A run of records:
================================

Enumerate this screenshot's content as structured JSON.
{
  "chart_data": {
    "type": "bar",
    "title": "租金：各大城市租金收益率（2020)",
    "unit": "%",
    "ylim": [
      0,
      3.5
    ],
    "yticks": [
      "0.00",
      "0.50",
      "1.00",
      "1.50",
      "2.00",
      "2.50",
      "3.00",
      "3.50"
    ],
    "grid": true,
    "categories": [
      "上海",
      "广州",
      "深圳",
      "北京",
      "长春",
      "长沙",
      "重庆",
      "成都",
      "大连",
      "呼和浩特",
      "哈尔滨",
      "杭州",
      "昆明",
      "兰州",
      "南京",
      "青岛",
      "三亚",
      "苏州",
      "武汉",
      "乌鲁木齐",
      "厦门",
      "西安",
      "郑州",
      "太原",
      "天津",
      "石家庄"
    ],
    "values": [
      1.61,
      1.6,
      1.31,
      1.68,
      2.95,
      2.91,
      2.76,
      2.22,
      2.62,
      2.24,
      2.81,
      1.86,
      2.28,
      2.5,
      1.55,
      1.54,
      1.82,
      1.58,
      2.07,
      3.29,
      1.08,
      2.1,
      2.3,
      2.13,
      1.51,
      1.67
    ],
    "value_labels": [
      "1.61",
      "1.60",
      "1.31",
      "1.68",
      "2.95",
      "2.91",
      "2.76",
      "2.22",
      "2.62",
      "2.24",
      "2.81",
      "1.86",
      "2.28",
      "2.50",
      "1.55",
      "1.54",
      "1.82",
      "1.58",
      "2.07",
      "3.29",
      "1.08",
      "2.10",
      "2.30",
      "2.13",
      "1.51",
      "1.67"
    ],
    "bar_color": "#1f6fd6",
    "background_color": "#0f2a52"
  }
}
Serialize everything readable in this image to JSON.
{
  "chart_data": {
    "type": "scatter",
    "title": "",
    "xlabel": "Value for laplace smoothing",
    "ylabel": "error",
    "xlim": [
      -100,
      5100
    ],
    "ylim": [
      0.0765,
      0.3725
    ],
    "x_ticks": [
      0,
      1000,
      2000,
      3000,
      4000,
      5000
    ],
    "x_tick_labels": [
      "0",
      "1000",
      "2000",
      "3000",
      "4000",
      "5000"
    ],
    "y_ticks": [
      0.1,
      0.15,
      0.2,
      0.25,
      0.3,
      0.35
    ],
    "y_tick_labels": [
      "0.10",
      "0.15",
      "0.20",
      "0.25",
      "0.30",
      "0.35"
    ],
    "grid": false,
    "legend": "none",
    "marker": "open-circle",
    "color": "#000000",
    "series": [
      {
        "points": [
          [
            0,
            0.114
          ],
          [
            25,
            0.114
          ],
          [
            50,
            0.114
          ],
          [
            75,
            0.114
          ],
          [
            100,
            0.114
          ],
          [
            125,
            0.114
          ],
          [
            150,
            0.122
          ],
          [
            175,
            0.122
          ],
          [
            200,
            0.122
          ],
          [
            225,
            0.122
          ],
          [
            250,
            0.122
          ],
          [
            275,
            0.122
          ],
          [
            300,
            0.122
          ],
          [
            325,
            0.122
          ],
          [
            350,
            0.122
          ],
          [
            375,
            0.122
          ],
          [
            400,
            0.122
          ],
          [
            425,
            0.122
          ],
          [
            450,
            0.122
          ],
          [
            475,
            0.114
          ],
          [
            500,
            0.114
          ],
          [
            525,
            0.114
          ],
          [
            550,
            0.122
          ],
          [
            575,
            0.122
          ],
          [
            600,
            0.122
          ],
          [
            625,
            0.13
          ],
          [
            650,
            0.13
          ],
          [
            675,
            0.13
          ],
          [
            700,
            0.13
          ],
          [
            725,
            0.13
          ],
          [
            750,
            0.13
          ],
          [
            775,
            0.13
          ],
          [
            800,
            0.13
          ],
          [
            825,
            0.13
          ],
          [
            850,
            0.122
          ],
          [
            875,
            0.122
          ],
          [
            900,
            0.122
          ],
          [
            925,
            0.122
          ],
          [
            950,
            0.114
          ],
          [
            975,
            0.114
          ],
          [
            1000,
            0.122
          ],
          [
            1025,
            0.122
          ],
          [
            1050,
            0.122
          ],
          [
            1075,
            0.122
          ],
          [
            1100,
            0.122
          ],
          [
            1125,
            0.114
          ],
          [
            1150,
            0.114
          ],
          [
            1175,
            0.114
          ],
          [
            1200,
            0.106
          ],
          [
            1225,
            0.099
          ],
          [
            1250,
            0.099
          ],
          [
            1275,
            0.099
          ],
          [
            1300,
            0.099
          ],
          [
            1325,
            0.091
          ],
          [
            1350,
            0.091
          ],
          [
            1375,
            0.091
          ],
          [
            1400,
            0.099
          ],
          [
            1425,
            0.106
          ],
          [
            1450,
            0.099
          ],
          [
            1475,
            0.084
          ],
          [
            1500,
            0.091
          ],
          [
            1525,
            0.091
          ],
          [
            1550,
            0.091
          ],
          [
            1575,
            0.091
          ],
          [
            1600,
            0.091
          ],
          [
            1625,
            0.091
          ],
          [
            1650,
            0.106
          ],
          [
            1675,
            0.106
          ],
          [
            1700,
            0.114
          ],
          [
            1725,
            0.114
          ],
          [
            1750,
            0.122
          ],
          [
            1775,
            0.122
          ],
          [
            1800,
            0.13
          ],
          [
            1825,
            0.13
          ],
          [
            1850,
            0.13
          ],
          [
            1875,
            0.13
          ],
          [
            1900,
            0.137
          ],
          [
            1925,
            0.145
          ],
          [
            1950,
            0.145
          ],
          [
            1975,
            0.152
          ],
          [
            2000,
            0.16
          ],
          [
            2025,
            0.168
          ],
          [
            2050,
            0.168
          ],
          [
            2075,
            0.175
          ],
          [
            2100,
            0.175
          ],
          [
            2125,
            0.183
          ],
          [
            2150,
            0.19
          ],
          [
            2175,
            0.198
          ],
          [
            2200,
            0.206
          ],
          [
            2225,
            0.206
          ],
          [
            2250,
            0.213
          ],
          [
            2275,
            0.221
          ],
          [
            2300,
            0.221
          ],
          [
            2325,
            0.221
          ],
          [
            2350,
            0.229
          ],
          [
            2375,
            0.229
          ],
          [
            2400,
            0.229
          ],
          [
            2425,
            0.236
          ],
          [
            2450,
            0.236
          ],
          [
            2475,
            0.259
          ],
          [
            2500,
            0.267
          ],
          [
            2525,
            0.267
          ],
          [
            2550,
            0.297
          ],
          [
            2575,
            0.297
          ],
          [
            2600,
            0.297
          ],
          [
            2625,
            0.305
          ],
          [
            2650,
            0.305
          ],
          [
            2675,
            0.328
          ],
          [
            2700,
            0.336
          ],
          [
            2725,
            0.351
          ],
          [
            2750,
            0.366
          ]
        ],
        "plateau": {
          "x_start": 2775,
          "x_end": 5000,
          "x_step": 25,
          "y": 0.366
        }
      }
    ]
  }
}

================================

Exercise description: Reproduce every line of the material above exactly.

Task answer:
Enumerate this screenshot's content as structured JSON.
{
  "chart_data": {
    "type": "bar",
    "title": "租金：各大城市租金收益率（2020)",
    "unit": "%",
    "ylim": [
      0,
      3.5
    ],
    "yticks": [
      "0.00",
      "0.50",
      "1.00",
      "1.50",
      "2.00",
      "2.50",
      "3.00",
      "3.50"
    ],
    "grid": true,
    "categories": [
      "上海",
      "广州",
      "深圳",
      "北京",
      "长春",
      "长沙",
      "重庆",
      "成都",
      "大连",
      "呼和浩特",
      "哈尔滨",
      "杭州",
      "昆明",
      "兰州",
      "南京",
      "青岛",
      "三亚",
      "苏州",
      "武汉",
      "乌鲁木齐",
      "厦门",
      "西安",
      "郑州",
      "太原",
      "天津",
      "石家庄"
    ],
    "values": [
      1.61,
      1.6,
      1.31,
      1.68,
      2.95,
      2.91,
      2.76,
      2.22,
      2.62,
      2.24,
      2.81,
      1.86,
      2.28,
      2.5,
      1.55,
      1.54,
      1.82,
      1.58,
      2.07,
      3.29,
      1.08,
      2.1,
      2.3,
      2.13,
      1.51,
      1.67
    ],
    "value_labels": [
      "1.61",
      "1.60",
      "1.31",
      "1.68",
      "2.95",
      "2.91",
      "2.76",
      "2.22",
      "2.62",
      "2.24",
      "2.81",
      "1.86",
      "2.28",
      "2.50",
      "1.55",
      "1.54",
      "1.82",
      "1.58",
      "2.07",
      "3.29",
      "1.08",
      "2.10",
      "2.30",
      "2.13",
      "1.51",
      "1.67"
    ],
    "bar_color": "#1f6fd6",
    "background_color": "#0f2a52"
  }
}
Serialize everything readable in this image to JSON.
{
  "chart_data": {
    "type": "scatter",
    "title": "",
    "xlabel": "Value for laplace smoothing",
    "ylabel": "error",
    "xlim": [
      -100,
      5100
    ],
    "ylim": [
      0.0765,
      0.3725
    ],
    "x_ticks": [
      0,
      1000,
      2000,
      3000,
      4000,
      5000
    ],
    "x_tick_labels": [
      "0",
      "1000",
      "2000",
      "3000",
      "4000",
      "5000"
    ],
    "y_ticks": [
      0.1,
      0.15,
      0.2,
      0.25,
      0.3,
      0.35
    ],
    "y_tick_labels": [
      "0.10",
      "0.15",
      "0.20",
      "0.25",
      "0.30",
      "0.35"
    ],
    "grid": false,
    "legend": "none",
    "marker": "open-circle",
    "color": "#000000",
    "series": [
      {
        "points": [
          [
            0,
            0.114
          ],
          [
            25,
            0.114
          ],
          [
            50,
            0.114
          ],
          [
            75,
            0.114
          ],
          [
            100,
            0.114
          ],
          [
            125,
            0.114
          ],
          [
            150,
            0.122
          ],
          [
            175,
            0.122
          ],
          [
            200,
            0.122
          ],
          [
            225,
            0.122
          ],
          [
            250,
            0.122
          ],
          [
            275,
            0.122
          ],
          [
            300,
            0.122
          ],
          [
            325,
            0.122
          ],
          [
            350,
            0.122
          ],
          [
            375,
            0.122
          ],
          [
            400,
            0.122
          ],
          [
            425,
            0.122
          ],
          [
            450,
            0.122
          ],
          [
            475,
            0.114
          ],
          [
            500,
            0.114
          ],
          [
            525,
            0.114
          ],
          [
            550,
            0.122
          ],
          [
            575,
            0.122
          ],
          [
            600,
            0.122
          ],
          [
            625,
            0.13
          ],
          [
            650,
            0.13
          ],
          [
            675,
            0.13
          ],
          [
            700,
            0.13
          ],
          [
            725,
            0.13
          ],
          [
            750,
            0.13
          ],
          [
            775,
            0.13
          ],
          [
            800,
            0.13
          ],
          [
            825,
            0.13
          ],
          [
            850,
            0.122
          ],
          [
            875,
            0.122
          ],
          [
            900,
            0.122
          ],
          [
            925,
            0.122
          ],
          [
            950,
            0.114
          ],
          [
            975,
            0.114
          ],
          [
            1000,
            0.122
          ],
          [
            1025,
            0.122
          ],
          [
            1050,
            0.122
          ],
          [
            1075,
            0.122
          ],
          [
            1100,
            0.122
          ],
          [
            1125,
            0.114
          ],
          [
            1150,
            0.114
          ],
          [
            1175,
            0.114
          ],
          [
            1200,
            0.106
          ],
          [
            1225,
            0.099
          ],
          [
            1250,
            0.099
          ],
          [
            1275,
            0.099
          ],
          [
            1300,
            0.099
          ],
          [
            1325,
            0.091
          ],
          [
            1350,
            0.091
          ],
          [
            1375,
            0.091
          ],
          [
            1400,
            0.099
          ],
          [
            1425,
            0.106
          ],
          [
            1450,
            0.099
          ],
          [
            1475,
            0.084
          ],
          [
            1500,
            0.091
          ],
          [
            1525,
            0.091
          ],
          [
            1550,
            0.091
          ],
          [
            1575,
            0.091
          ],
          [
            1600,
            0.091
          ],
          [
            1625,
            0.091
          ],
          [
            1650,
            0.106
          ],
          [
            1675,
            0.106
          ],
          [
            1700,
            0.114
          ],
          [
            1725,
            0.114
          ],
          [
            1750,
            0.122
          ],
          [
            1775,
            0.122
          ],
          [
            1800,
            0.13
          ],
          [
            1825,
            0.13
          ],
          [
            1850,
            0.13
          ],
          [
            1875,
            0.13
          ],
          [
            1900,
            0.137
          ],
          [
            1925,
            0.145
          ],
          [
            1950,
            0.145
          ],
          [
            1975,
            0.152
          ],
          [
            2000,
            0.16
          ],
          [
            2025,
            0.168
          ],
          [
            2050,
            0.168
          ],
          [
            2075,
            0.175
          ],
          [
            2100,
            0.175
          ],
          [
            2125,
            0.183
          ],
          [
            2150,
            0.19
          ],
          [
            2175,
            0.198
          ],
          [
            2200,
            0.206
          ],
          [
            2225,
            0.206
          ],
          [
            2250,
            0.213
          ],
          [
            2275,
            0.221
          ],
          [
            2300,
            0.221
          ],
          [
            2325,
            0.221
          ],
          [
            2350,
            0.229
          ],
          [
            2375,
            0.229
          ],
          [
            2400,
            0.229
          ],
          [
            2425,
            0.236
          ],
          [
            2450,
            0.236
          ],
          [
            2475,
            0.259
          ],
          [
            2500,
            0.267
          ],
          [
            2525,
            0.267
          ],
          [
            2550,
            0.297
          ],
          [
            2575,
            0.297
          ],
          [
            2600,
            0.297
          ],
          [
            2625,
            0.305
          ],
          [
            2650,
            0.305
          ],
          [
            2675,
            0.328
          ],
          [
            2700,
            0.336
          ],
          [
            2725,
            0.351
          ],
          [
            2750,
            0.366
          ]
        ],
        "plateau": {
          "x_start": 2775,
          "x_end": 5000,
          "x_step": 25,
          "y": 0.366
        }
      }
    ]
  }
}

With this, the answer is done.